___ RECORDS SHOWN ___

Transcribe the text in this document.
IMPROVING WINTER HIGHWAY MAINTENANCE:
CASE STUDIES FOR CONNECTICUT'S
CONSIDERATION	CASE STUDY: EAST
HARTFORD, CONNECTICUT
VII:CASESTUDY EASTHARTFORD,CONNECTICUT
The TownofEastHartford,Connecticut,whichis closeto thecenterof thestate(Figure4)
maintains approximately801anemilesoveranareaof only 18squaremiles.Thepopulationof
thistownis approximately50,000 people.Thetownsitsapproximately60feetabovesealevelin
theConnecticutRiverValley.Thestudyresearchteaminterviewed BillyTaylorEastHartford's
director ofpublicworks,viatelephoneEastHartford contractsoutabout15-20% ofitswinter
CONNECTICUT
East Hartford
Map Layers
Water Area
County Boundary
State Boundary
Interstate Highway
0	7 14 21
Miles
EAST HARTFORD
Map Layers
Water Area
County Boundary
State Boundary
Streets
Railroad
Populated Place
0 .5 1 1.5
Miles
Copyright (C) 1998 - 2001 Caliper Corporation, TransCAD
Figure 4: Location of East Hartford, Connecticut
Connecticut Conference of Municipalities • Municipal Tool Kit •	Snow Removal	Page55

___

Recopy the entries above in their entirety, exactly.

## RESPONSE TO THE TASK
Transcribe the text in this document.
IMPROVING WINTER HIGHWAY MAINTENANCE:
CASE STUDIES FOR CONNECTICUT'S
CONSIDERATION	CASE STUDY: EAST
HARTFORD, CONNECTICUT
VII:CASESTUDY EASTHARTFORD,CONNECTICUT
The TownofEastHartford,Connecticut,whichis closeto thecenterof thestate(Figure4)
maintains approximately801anemilesoveranareaof only 18squaremiles.Thepopulationof
thistownis approximately50,000 people.Thetownsitsapproximately60feetabovesealevelin
theConnecticutRiverValley.Thestudyresearchteaminterviewed BillyTaylorEastHartford's
director ofpublicworks,viatelephoneEastHartford contractsoutabout15-20% ofitswinter
CONNECTICUT
East Hartford
Map Layers
Water Area
County Boundary
State Boundary
Interstate Highway
0	7 14 21
Miles
EAST HARTFORD
Map Layers
Water Area
County Boundary
State Boundary
Streets
Railroad
Populated Place
0 .5 1 1.5
Miles
Copyright (C) 1998 - 2001 Caliper Corporation, TransCAD
Figure 4: Location of East Hartford, Connecticut
Connecticut Conference of Municipalities • Municipal Tool Kit •	Snow Removal	Page55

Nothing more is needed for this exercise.